Search the records for "распространённости" and copy each line that holds it.

━━━━━━━━━━

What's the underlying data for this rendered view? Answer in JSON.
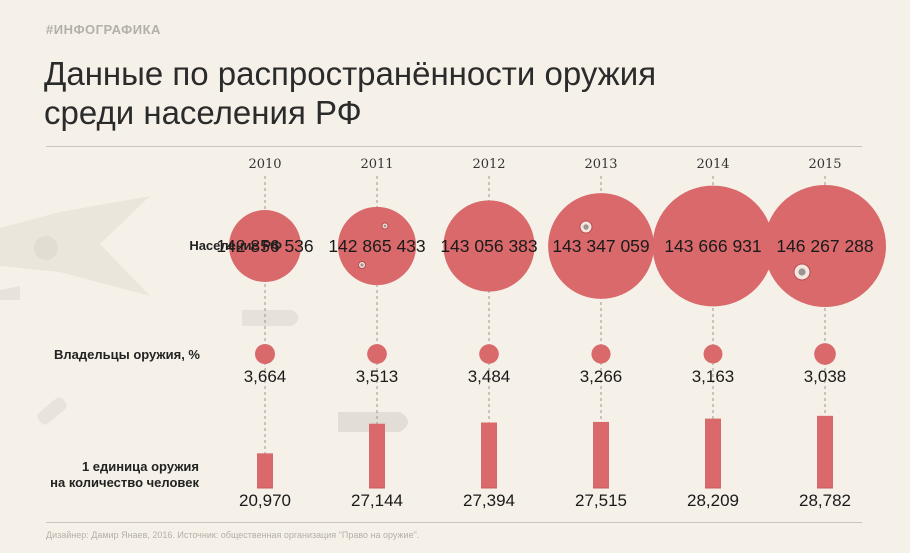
{
  "header": {
    "tag": "#ИНФОГРАФИКА",
    "title_line1": "Данные по распространённости оружия",
    "title_line2": "среди населения РФ"
  },
  "row_labels": {
    "population": "Население РФ",
    "owners": "Владельцы оружия, %",
    "ratio_line1": "1 единица оружия",
    "ratio_line2": "на количество человек"
  },
  "footer": {
    "credits": "Дизайнер: Дамир Янаев, 2016. Источник: общественная организация \"Право на оружие\"."
  },
  "colors": {
    "accent": "#d9696b",
    "accent_dark": "#c95a5c",
    "background": "#f5f1e8",
    "text": "#222222"
  },
  "chart_data": {
    "type": "bubble-and-bar",
    "title": "Данные по распространённости оружия среди населения РФ",
    "categories": [
      "2010",
      "2011",
      "2012",
      "2013",
      "2014",
      "2015"
    ],
    "series": [
      {
        "name": "Население РФ",
        "values": [
          142856536,
          142865433,
          143056383,
          143347059,
          143666931,
          146267288
        ],
        "labels": [
          "142 856 536",
          "142 865 433",
          "143 056 383",
          "143 347 059",
          "143 666 931",
          "146 267 288"
        ]
      },
      {
        "name": "Владельцы оружия, %",
        "values": [
          3.664,
          3.513,
          3.484,
          3.266,
          3.163,
          3.038
        ],
        "labels": [
          "3,664",
          "3,513",
          "3,484",
          "3,266",
          "3,163",
          "3,038"
        ]
      },
      {
        "name": "1 единица оружия на количество человек",
        "values": [
          20.97,
          27.144,
          27.394,
          27.515,
          28.209,
          28.782
        ],
        "labels": [
          "20,970",
          "27,144",
          "27,394",
          "27,515",
          "28,209",
          "28,782"
        ]
      }
    ]
  }
}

━━━━━━━━━━

Answer to this problem:
    "title_line1": "Данные по распространённости оружия",
    "title": "Данные по распространённости оружия среди населения РФ",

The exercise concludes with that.